PROVIDED RECORDS
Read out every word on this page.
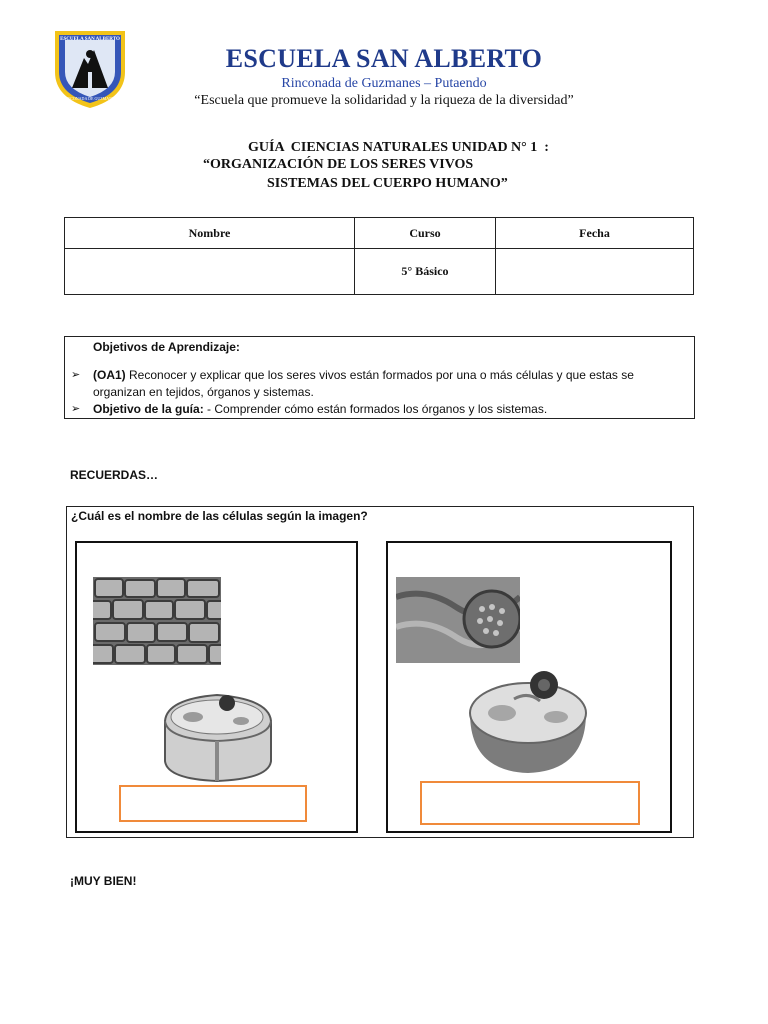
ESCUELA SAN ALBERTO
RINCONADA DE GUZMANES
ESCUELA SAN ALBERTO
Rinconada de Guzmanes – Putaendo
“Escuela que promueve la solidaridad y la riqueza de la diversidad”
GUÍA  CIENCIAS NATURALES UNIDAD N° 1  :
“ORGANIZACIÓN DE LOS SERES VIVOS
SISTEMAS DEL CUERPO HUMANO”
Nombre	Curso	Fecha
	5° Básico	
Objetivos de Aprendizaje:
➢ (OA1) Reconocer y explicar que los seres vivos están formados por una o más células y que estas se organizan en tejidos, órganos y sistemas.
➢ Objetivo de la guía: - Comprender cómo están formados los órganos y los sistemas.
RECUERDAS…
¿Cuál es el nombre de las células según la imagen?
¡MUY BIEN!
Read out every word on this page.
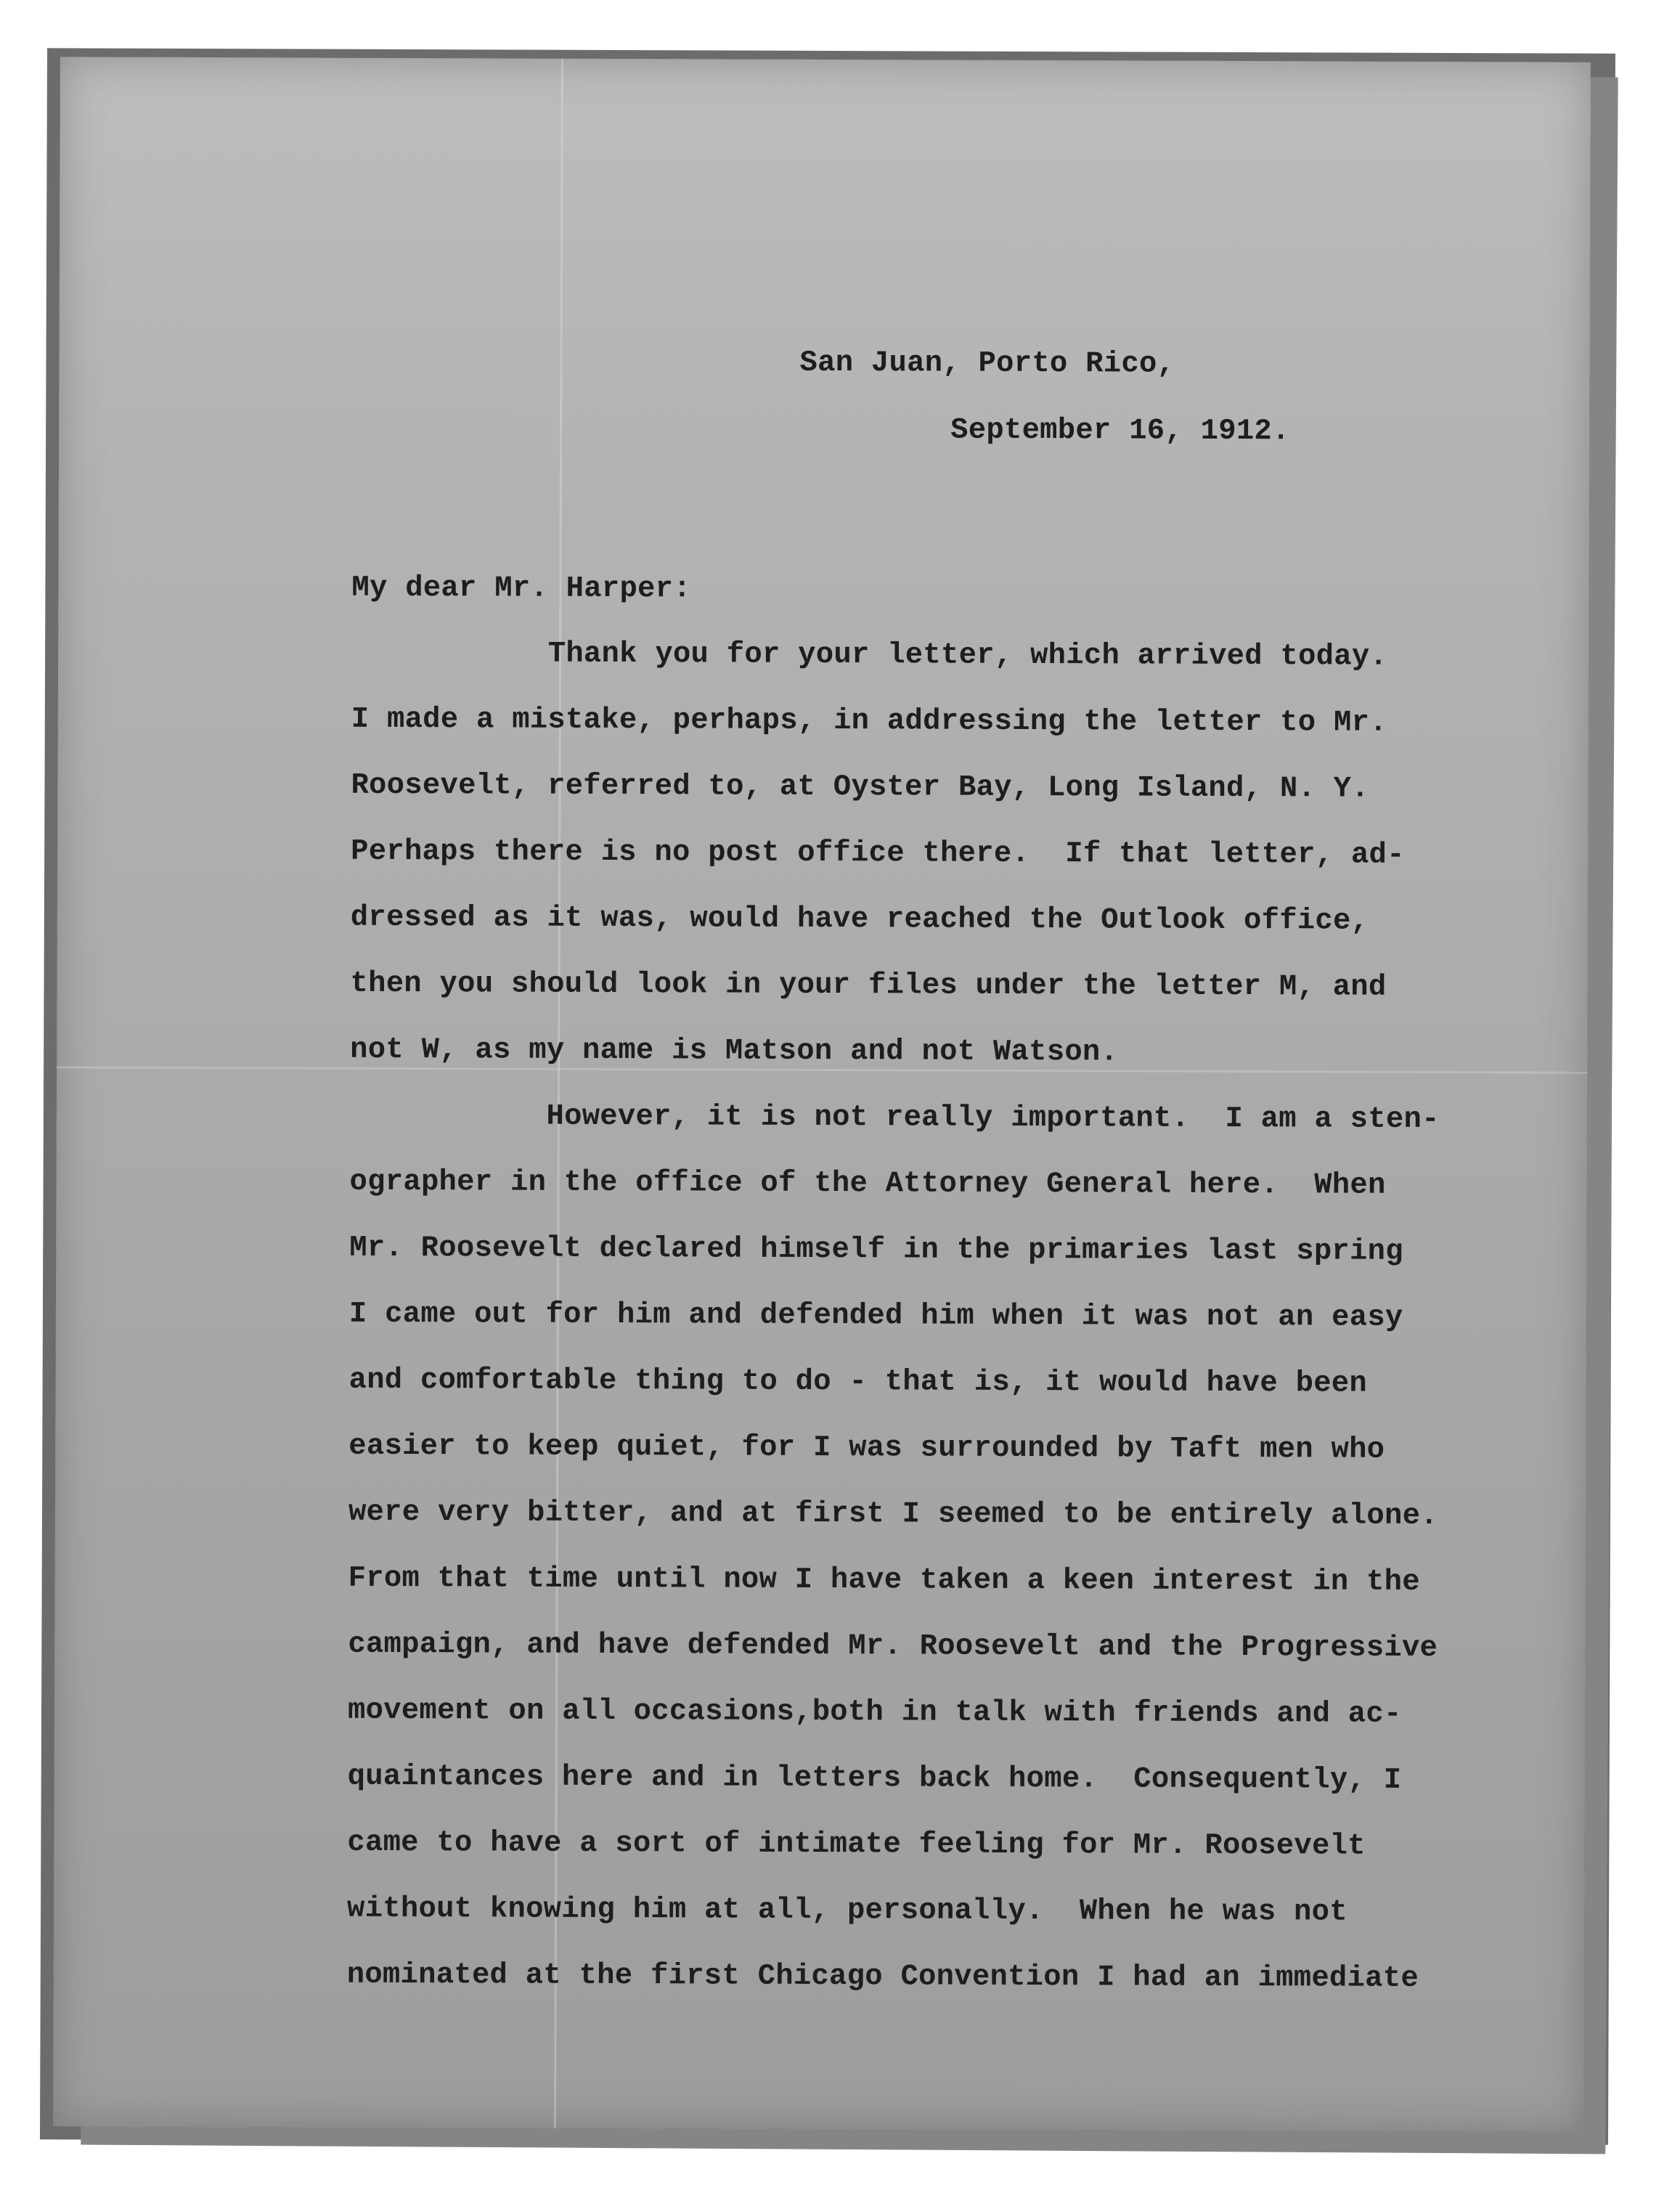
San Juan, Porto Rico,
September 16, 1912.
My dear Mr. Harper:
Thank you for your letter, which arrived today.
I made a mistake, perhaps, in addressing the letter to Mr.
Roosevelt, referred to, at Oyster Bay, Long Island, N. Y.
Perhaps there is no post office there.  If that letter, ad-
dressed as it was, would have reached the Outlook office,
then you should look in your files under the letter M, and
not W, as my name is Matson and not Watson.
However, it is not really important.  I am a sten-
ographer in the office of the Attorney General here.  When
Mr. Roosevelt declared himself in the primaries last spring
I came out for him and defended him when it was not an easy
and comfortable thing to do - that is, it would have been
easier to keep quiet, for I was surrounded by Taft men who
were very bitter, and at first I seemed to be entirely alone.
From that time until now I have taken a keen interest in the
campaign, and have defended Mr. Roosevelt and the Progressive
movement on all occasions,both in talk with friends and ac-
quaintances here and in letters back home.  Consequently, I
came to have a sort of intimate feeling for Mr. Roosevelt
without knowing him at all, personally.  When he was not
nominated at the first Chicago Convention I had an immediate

PROBLEM DETAILS
Pick out each line that holds the string "came".

ANSWER FOR THIS EXERCISE
I came out for him and defended him when it was not an easy
came to have a sort of intimate feeling for Mr. Roosevelt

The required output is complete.